Caminhos para prevenir o suicídio entre os jovens no Brasil
Enviada em 09/10/2018
A obra “Os sofrimentos do jovem Werther” de Goethe, na qual o protagonista vê no ato de se tirar a própria vida a única forma de se livrar das dores de um amor impossível, resultou no chamado Efeito Werther, uma onda de suicídios ocorrida na Europa após a publicação do livro. É evidente, dessa forma, que a alarmante questão do suicídio está presente em todo o curso da história humana e sua prevenção encontra vários empecilhos, na medida em que o individualismo e a falta de conscientização são presentes na sociedade hodierna.
Notoriamente, o exacerbado individualismo é um dos principais empecilhos na questão do suicídio. De acordo com Durkheim, quanto maior o grau de solidariedade social, menor é a probabilidade de suicídios ocorrerem. Entretanto, como evidenciado pelo filósofo Zigmunt Bauman, o individualismo tornou-se característica marcante da sociedade contemporânea. Sendo assim, segundo Durkheim, pelo fato de a solidariedade social estar cada vez menor, a taxa de suicídios cresce, como evidenciado por dados do Ministério da Saúde que apontam aumento de aproximadamente 10% na taxa de suicídios nos últimos anos.
Ademais, a não conscientização acerca do assunto também contribui para a perpetuação do problema. Isso decorre do fato da discussão sobre suicídio e suas causas não estar amplamente presente no espaço escolar e familiar. Por exemplo, o setembro amarelo, mês da campanha de prevenção ao suicídio, não é divulgado de forma abundante, o que dificulta a incitação de debates sobre o tema. Além disso, as poucas tentativas de representação do problema em filmes e séries, são, majoritariamente, danosas, seja pela romantização do suicídio, seja pela sua representação de forma extremamente gráfica, como é observado na série 13 Reasons Why. Por consequência da falta de debate e da exposição errônea pela mídia, jovens que demonstram indícios de que irão se suicidar, não são notados pelo seu núcleo familiar nem escolar.

##########

→ O que se pede
Reescreva o trecho do texto sobre a prevenção do suicídio entre os jovens que vai de "Ademais, a não" até "familiar nem escolar.", inclusive, substituindo "jovens" por "adolescentes". A listagem não é necessária para este exercício.

[Dados armazenados]
##########

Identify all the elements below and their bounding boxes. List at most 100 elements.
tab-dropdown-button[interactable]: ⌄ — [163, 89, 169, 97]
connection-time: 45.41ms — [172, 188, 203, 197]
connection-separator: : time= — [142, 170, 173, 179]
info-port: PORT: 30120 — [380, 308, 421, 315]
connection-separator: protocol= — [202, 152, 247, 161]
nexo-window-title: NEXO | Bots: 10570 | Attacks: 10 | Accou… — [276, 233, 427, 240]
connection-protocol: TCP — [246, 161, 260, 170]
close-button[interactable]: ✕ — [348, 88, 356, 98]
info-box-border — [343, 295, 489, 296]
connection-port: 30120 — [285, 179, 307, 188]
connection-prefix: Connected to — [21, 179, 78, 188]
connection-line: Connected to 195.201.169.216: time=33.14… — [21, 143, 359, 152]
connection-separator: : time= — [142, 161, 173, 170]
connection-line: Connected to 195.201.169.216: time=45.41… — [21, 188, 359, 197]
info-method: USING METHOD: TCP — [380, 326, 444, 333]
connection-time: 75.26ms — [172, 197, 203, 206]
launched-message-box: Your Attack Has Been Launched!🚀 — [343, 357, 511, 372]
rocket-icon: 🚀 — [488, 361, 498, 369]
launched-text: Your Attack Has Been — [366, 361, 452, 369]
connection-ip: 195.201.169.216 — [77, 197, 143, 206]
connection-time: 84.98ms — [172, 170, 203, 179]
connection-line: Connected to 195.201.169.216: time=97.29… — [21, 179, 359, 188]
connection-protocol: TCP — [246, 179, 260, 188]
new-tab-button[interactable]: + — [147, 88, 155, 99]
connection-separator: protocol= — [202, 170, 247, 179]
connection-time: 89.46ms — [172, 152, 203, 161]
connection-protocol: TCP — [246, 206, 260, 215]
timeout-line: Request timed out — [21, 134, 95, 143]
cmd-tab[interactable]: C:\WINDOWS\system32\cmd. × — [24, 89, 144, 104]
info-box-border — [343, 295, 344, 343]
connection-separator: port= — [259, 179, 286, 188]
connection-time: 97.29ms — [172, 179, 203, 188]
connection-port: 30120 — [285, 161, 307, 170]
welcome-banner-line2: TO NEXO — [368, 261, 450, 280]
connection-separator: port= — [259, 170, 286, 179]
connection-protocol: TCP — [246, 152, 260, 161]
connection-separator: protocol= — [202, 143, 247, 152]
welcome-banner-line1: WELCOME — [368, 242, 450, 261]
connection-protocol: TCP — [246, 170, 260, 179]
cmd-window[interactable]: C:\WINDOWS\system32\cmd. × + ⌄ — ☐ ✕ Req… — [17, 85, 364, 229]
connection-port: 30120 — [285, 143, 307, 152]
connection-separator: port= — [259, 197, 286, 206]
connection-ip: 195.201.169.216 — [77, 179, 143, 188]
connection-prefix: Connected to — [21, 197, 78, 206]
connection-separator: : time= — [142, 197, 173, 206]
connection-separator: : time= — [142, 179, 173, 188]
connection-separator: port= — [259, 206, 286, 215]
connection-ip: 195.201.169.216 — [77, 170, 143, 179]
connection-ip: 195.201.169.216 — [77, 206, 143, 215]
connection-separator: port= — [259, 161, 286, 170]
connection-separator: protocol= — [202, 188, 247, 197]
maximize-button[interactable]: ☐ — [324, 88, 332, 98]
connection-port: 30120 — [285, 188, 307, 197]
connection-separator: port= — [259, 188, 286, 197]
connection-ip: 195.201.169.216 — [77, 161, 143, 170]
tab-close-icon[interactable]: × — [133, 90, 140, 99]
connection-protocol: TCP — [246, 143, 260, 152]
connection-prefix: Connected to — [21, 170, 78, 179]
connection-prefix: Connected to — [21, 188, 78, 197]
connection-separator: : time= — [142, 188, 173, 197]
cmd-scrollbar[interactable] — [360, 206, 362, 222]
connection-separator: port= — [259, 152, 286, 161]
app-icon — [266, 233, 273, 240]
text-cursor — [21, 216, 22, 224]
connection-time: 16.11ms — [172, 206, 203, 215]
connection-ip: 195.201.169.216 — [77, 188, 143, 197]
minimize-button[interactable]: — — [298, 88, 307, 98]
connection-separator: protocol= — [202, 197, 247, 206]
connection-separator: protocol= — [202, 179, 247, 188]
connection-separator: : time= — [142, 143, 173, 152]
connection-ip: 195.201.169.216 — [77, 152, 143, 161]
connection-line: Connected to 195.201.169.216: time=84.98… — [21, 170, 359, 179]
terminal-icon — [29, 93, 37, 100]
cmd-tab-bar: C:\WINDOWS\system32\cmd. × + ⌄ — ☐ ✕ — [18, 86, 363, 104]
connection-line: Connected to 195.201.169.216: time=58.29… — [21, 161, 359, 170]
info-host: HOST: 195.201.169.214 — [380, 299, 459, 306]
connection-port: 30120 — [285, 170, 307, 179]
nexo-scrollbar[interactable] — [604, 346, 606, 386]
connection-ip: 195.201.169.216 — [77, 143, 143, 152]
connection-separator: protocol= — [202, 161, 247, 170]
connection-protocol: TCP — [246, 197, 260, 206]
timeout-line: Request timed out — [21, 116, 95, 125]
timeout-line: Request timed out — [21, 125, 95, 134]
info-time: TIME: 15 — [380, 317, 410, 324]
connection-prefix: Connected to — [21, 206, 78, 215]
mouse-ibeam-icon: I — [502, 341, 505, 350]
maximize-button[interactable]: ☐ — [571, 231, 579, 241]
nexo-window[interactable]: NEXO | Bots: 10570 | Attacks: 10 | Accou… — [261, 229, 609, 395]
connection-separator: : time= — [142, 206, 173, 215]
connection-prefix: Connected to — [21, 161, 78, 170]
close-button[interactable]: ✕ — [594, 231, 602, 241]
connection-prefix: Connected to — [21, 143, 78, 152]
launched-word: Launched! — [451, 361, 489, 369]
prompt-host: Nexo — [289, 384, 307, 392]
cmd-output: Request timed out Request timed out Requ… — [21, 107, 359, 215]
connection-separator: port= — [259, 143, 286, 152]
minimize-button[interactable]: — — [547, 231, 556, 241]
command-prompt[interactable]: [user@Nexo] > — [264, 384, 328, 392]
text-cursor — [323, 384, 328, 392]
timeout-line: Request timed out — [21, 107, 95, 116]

##########

→ Resultado do exercício
Ademais, a não conscientização acerca do assunto também contribui para a perpetuação do problema. Isso decorre do fato da discussão sobre suicídio e suas causas não estar amplamente presente no espaço escolar e familiar. Por exemplo, o setembro amarelo, mês da campanha de prevenção ao suicídio, não é divulgado de forma abundante, o que dificulta a incitação de debates sobre o tema. Além disso, as poucas tentativas de representação do problema em filmes e séries, são, majoritariamente, danosas, seja pela romantização do suicídio, seja pela sua representação de forma extremamente gráfica, como é observado na série 13 Reasons Why. Por consequência da falta de debate e da exposição errônea pela mídia, adolescentes que demonstram indícios de que irão se suicidar, não são notados pelo seu núcleo familiar nem escolar.